#### Supplied information:

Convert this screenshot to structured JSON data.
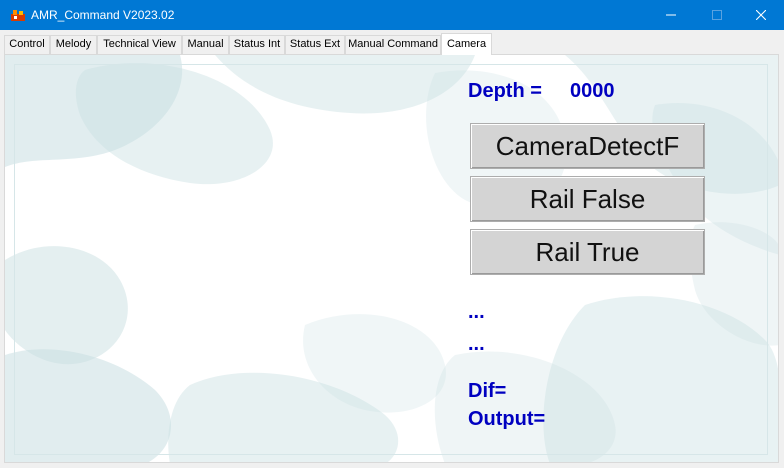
{
  "window": {
    "title": "AMR_Command V2023.02",
    "icons": [
      "app-icon",
      "minimize-icon",
      "maximize-icon",
      "close-icon"
    ]
  },
  "tabs": [
    {
      "label": "Control"
    },
    {
      "label": "Melody"
    },
    {
      "label": "Technical View"
    },
    {
      "label": "Manual"
    },
    {
      "label": "Status Int"
    },
    {
      "label": "Status Ext"
    },
    {
      "label": "Manual Command"
    },
    {
      "label": "Camera",
      "active": true
    }
  ],
  "camera": {
    "depth_label": "Depth =",
    "depth_value": "0000",
    "buttons": {
      "detect": "CameraDetectF",
      "rail_false": "Rail False",
      "rail_true": "Rail True"
    },
    "status1": "...",
    "status2": "...",
    "dif_label": "Dif=",
    "output_label": "Output="
  },
  "colors": {
    "titlebar": "#0078d4",
    "label_text": "#0000c0",
    "button_face": "#d4d4d4",
    "background_wash": "#c9dfe2"
  }
}
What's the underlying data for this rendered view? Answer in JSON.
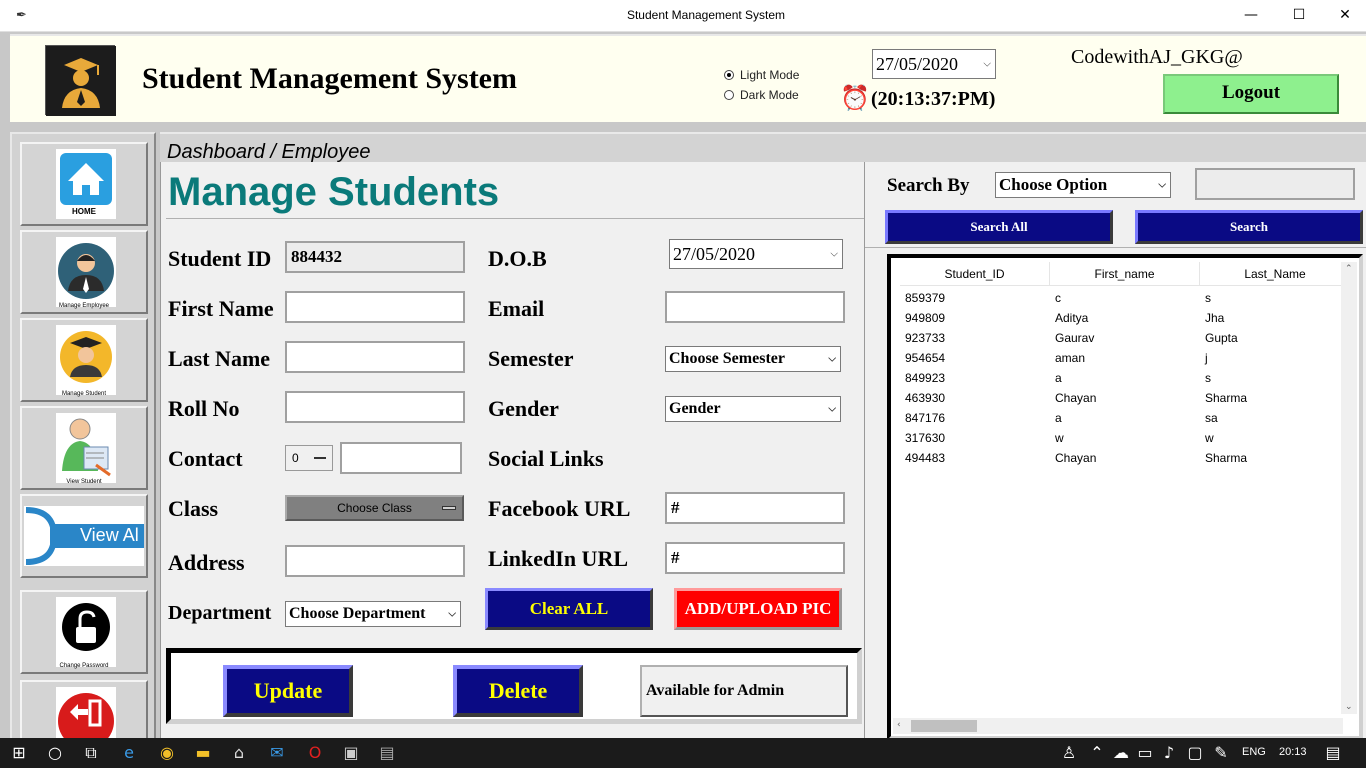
{
  "window": {
    "title": "Student Management System",
    "controls": {
      "minimize": "—",
      "maximize": "☐",
      "close": "✕"
    }
  },
  "header": {
    "app_title": "Student Management System",
    "theme_options": [
      {
        "label": "Light Mode",
        "selected": true
      },
      {
        "label": "Dark Mode",
        "selected": false
      }
    ],
    "date": "27/05/2020",
    "time": "(20:13:37:PM)",
    "user": "CodewithAJ_GKG@",
    "logout_label": "Logout",
    "logout_color": "#8ef08e"
  },
  "sidebar": {
    "items": [
      {
        "icon": "home-icon",
        "caption": "HOME"
      },
      {
        "icon": "manage-employee-icon",
        "caption": "Manage Employee"
      },
      {
        "icon": "manage-student-icon",
        "caption": "Manage Student"
      },
      {
        "icon": "view-student-icon",
        "caption": "View Student"
      },
      {
        "icon": "view-all-icon",
        "caption": "View Al"
      },
      {
        "icon": "change-password-icon",
        "caption": "Change Password"
      },
      {
        "icon": "exit-icon",
        "caption": ""
      }
    ]
  },
  "breadcrumb": "Dashboard / Employee",
  "form": {
    "title": "Manage Students",
    "title_color": "#0a7a7a",
    "fields": {
      "student_id": {
        "label": "Student ID",
        "value": "884432"
      },
      "first_name": {
        "label": "First Name",
        "value": ""
      },
      "last_name": {
        "label": "Last Name",
        "value": ""
      },
      "roll_no": {
        "label": "Roll No",
        "value": ""
      },
      "contact": {
        "label": "Contact",
        "code": "0",
        "value": ""
      },
      "class": {
        "label": "Class",
        "value": "Choose Class"
      },
      "address": {
        "label": "Address",
        "value": ""
      },
      "department": {
        "label": "Department",
        "value": "Choose Department"
      },
      "dob": {
        "label": "D.O.B",
        "value": "27/05/2020"
      },
      "email": {
        "label": "Email",
        "value": ""
      },
      "semester": {
        "label": "Semester",
        "value": "Choose Semester"
      },
      "gender": {
        "label": "Gender",
        "value": "Gender"
      },
      "social_links": {
        "label": "Social Links"
      },
      "facebook": {
        "label": "Facebook URL",
        "value": "#"
      },
      "linkedin": {
        "label": "LinkedIn URL",
        "value": "#"
      }
    },
    "clear_label": "Clear ALL",
    "upload_label": "ADD/UPLOAD PIC",
    "update_label": "Update",
    "delete_label": "Delete",
    "admin_note": "Available for Admin",
    "button_color": "#0a0a84",
    "button_text_color": "#ffff00",
    "upload_color": "#ff0000"
  },
  "search": {
    "label": "Search By",
    "option": "Choose Option",
    "query": "",
    "search_all_label": "Search All",
    "search_label": "Search"
  },
  "table": {
    "columns": [
      "Student_ID",
      "First_name",
      "Last_Name"
    ],
    "rows": [
      [
        "859379",
        "c",
        "s"
      ],
      [
        "949809",
        "Aditya",
        "Jha"
      ],
      [
        "923733",
        "Gaurav",
        "Gupta"
      ],
      [
        "954654",
        "aman",
        "j"
      ],
      [
        "849923",
        "a",
        "s"
      ],
      [
        "463930",
        "Chayan",
        "Sharma"
      ],
      [
        "847176",
        "a",
        "sa"
      ],
      [
        "317630",
        "w",
        "w"
      ],
      [
        "494483",
        "Chayan",
        "Sharma"
      ]
    ]
  },
  "taskbar": {
    "language": "ENG",
    "clock": "20:13"
  }
}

#### Goal of the exercise:
In the records above, find each line that holds the word "Management"; copy all such lines.

#### Task result:
    "title": "Student Management System",
    "app_title": "Student Management System",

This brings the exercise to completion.